[begin Records for this exercise]
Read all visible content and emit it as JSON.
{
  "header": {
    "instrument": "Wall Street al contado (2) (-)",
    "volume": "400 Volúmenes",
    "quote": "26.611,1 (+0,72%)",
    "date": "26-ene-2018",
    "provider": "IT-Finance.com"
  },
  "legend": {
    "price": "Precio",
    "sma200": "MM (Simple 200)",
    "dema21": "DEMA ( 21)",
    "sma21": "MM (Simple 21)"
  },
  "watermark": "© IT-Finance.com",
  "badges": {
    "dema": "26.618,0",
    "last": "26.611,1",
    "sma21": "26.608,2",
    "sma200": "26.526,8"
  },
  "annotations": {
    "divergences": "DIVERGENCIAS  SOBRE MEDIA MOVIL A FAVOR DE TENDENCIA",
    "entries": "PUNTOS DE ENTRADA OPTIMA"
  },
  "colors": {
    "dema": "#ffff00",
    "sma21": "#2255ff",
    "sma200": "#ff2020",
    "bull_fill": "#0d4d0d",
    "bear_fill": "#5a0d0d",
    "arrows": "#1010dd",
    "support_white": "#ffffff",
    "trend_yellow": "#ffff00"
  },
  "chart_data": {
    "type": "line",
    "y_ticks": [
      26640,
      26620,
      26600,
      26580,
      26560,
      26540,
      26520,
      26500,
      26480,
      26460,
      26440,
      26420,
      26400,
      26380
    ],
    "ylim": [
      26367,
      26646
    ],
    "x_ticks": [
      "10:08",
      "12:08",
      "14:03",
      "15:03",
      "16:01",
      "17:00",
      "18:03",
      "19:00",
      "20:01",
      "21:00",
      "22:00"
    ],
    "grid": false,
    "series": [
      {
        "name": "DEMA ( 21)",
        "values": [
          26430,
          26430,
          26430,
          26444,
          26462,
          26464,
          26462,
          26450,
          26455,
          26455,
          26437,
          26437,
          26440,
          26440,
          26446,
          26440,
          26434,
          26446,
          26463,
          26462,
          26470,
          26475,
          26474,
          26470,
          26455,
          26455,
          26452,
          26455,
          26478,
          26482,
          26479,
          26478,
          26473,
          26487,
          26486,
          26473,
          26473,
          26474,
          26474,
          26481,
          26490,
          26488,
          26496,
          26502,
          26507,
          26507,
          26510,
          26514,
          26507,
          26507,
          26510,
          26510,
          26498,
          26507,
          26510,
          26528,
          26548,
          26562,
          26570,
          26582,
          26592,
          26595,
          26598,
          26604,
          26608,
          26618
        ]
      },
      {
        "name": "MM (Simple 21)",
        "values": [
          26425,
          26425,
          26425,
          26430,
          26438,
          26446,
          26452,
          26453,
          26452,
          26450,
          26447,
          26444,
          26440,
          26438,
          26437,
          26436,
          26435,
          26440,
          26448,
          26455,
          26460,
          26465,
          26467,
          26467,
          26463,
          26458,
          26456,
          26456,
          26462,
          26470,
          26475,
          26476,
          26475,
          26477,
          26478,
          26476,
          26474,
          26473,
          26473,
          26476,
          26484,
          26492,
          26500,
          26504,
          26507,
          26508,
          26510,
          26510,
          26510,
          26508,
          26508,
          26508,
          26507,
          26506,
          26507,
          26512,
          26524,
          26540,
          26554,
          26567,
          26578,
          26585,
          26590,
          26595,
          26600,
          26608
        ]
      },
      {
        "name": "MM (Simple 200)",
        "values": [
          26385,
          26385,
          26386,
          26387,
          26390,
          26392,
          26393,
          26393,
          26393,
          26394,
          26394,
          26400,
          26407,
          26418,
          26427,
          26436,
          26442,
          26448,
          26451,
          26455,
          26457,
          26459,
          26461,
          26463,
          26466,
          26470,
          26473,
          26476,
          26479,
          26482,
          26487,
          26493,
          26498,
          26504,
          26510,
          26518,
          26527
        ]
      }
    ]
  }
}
[end Records for this exercise]
Aim —
Every record above should be copied exactly.

Response —
Read all visible content and emit it as JSON.
{
  "header": {
    "instrument": "Wall Street al contado (2) (-)",
    "volume": "400 Volúmenes",
    "quote": "26.611,1 (+0,72%)",
    "date": "26-ene-2018",
    "provider": "IT-Finance.com"
  },
  "legend": {
    "price": "Precio",
    "sma200": "MM (Simple 200)",
    "dema21": "DEMA ( 21)",
    "sma21": "MM (Simple 21)"
  },
  "watermark": "© IT-Finance.com",
  "badges": {
    "dema": "26.618,0",
    "last": "26.611,1",
    "sma21": "26.608,2",
    "sma200": "26.526,8"
  },
  "annotations": {
    "divergences": "DIVERGENCIAS  SOBRE MEDIA MOVIL A FAVOR DE TENDENCIA",
    "entries": "PUNTOS DE ENTRADA OPTIMA"
  },
  "colors": {
    "dema": "#ffff00",
    "sma21": "#2255ff",
    "sma200": "#ff2020",
    "bull_fill": "#0d4d0d",
    "bear_fill": "#5a0d0d",
    "arrows": "#1010dd",
    "support_white": "#ffffff",
    "trend_yellow": "#ffff00"
  },
  "chart_data": {
    "type": "line",
    "y_ticks": [
      26640,
      26620,
      26600,
      26580,
      26560,
      26540,
      26520,
      26500,
      26480,
      26460,
      26440,
      26420,
      26400,
      26380
    ],
    "ylim": [
      26367,
      26646
    ],
    "x_ticks": [
      "10:08",
      "12:08",
      "14:03",
      "15:03",
      "16:01",
      "17:00",
      "18:03",
      "19:00",
      "20:01",
      "21:00",
      "22:00"
    ],
    "grid": false,
    "series": [
      {
        "name": "DEMA ( 21)",
        "values": [
          26430,
          26430,
          26430,
          26444,
          26462,
          26464,
          26462,
          26450,
          26455,
          26455,
          26437,
          26437,
          26440,
          26440,
          26446,
          26440,
          26434,
          26446,
          26463,
          26462,
          26470,
          26475,
          26474,
          26470,
          26455,
          26455,
          26452,
          26455,
          26478,
          26482,
          26479,
          26478,
          26473,
          26487,
          26486,
          26473,
          26473,
          26474,
          26474,
          26481,
          26490,
          26488,
          26496,
          26502,
          26507,
          26507,
          26510,
          26514,
          26507,
          26507,
          26510,
          26510,
          26498,
          26507,
          26510,
          26528,
          26548,
          26562,
          26570,
          26582,
          26592,
          26595,
          26598,
          26604,
          26608,
          26618
        ]
      },
      {
        "name": "MM (Simple 21)",
        "values": [
          26425,
          26425,
          26425,
          26430,
          26438,
          26446,
          26452,
          26453,
          26452,
          26450,
          26447,
          26444,
          26440,
          26438,
          26437,
          26436,
          26435,
          26440,
          26448,
          26455,
          26460,
          26465,
          26467,
          26467,
          26463,
          26458,
          26456,
          26456,
          26462,
          26470,
          26475,
          26476,
          26475,
          26477,
          26478,
          26476,
          26474,
          26473,
          26473,
          26476,
          26484,
          26492,
          26500,
          26504,
          26507,
          26508,
          26510,
          26510,
          26510,
          26508,
          26508,
          26508,
          26507,
          26506,
          26507,
          26512,
          26524,
          26540,
          26554,
          26567,
          26578,
          26585,
          26590,
          26595,
          26600,
          26608
        ]
      },
      {
        "name": "MM (Simple 200)",
        "values": [
          26385,
          26385,
          26386,
          26387,
          26390,
          26392,
          26393,
          26393,
          26393,
          26394,
          26394,
          26400,
          26407,
          26418,
          26427,
          26436,
          26442,
          26448,
          26451,
          26455,
          26457,
          26459,
          26461,
          26463,
          26466,
          26470,
          26473,
          26476,
          26479,
          26482,
          26487,
          26493,
          26498,
          26504,
          26510,
          26518,
          26527
        ]
      }
    ]
  }
}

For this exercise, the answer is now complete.